++++ MATERIAL ++++
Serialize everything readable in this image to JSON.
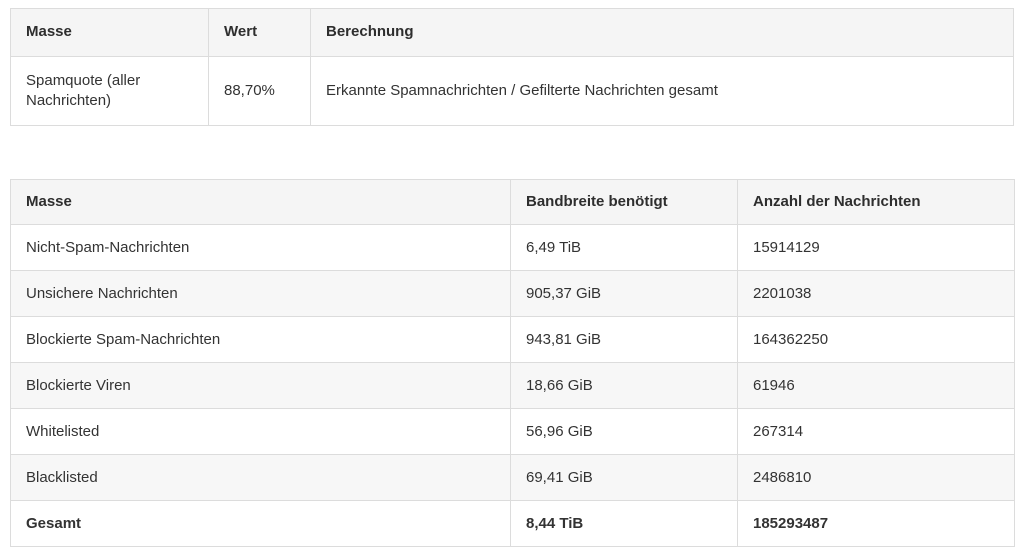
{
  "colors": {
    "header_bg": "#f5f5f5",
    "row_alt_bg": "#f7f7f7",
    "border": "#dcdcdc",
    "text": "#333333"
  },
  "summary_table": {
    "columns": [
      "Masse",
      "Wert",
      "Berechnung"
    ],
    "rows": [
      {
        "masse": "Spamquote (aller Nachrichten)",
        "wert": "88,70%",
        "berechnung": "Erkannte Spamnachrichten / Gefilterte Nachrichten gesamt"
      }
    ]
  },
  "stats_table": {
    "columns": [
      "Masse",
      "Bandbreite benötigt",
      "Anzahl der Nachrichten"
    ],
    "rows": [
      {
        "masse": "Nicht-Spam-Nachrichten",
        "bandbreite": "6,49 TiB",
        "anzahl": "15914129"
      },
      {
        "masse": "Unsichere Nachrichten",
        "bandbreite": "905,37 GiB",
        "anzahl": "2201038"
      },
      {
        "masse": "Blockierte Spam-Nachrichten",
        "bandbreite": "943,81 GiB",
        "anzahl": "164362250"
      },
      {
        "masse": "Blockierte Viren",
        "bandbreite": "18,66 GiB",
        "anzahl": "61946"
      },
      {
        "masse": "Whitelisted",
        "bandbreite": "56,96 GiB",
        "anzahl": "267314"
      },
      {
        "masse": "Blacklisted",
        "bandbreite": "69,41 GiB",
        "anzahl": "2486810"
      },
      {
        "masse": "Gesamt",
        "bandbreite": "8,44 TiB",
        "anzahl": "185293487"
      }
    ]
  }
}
++++
++++ MATERIAL ++++
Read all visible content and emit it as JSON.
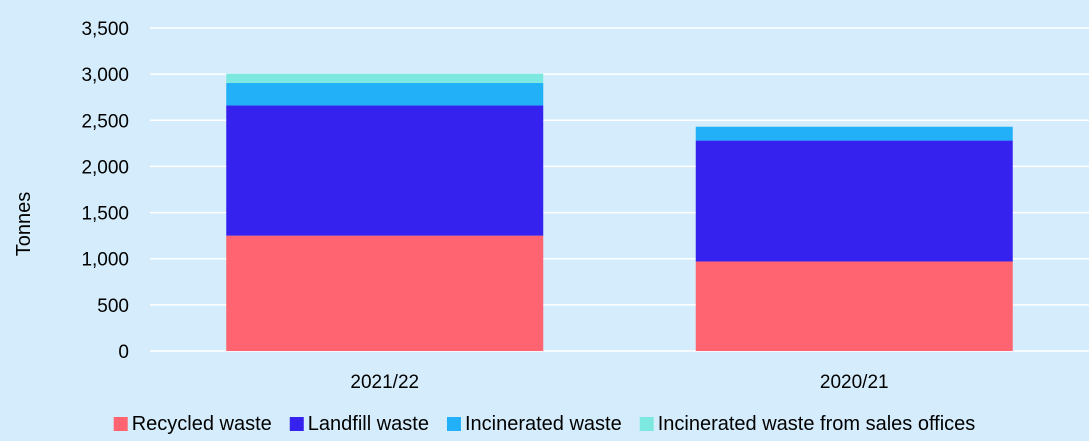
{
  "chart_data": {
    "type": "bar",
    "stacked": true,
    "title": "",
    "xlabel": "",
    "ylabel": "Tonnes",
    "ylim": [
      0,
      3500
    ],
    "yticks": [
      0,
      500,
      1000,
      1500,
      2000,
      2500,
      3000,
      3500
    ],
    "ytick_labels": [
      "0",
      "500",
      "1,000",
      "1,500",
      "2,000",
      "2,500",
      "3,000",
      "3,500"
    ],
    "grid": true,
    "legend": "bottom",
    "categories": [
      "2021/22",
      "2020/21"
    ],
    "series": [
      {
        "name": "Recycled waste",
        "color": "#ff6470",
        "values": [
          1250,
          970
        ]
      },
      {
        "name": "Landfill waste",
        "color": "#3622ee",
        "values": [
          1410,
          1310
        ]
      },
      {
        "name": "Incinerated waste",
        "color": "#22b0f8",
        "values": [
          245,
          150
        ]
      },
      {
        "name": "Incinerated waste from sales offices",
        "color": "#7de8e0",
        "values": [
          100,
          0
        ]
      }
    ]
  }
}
++++
++++ MATERIAL ++++
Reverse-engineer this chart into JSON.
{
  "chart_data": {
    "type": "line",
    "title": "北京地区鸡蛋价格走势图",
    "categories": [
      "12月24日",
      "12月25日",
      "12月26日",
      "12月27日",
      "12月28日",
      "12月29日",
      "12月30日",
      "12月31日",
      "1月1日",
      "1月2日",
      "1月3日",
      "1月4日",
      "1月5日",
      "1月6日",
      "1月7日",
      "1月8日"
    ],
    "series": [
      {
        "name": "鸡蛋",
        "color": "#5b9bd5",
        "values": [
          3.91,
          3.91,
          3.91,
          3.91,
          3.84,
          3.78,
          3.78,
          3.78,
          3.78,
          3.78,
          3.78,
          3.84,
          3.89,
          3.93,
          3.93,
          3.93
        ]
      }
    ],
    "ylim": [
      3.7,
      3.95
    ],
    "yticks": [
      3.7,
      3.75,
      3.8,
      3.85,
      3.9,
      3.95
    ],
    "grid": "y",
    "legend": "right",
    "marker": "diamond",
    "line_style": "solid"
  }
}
++++
• _EXERCISE DIRECTIONS_:
Show, from the material above, each line that includes the string "Incinerated".

• _FINISHED TASK_:
        "name": "Incinerated waste",
        "name": "Incinerated waste from sales offices",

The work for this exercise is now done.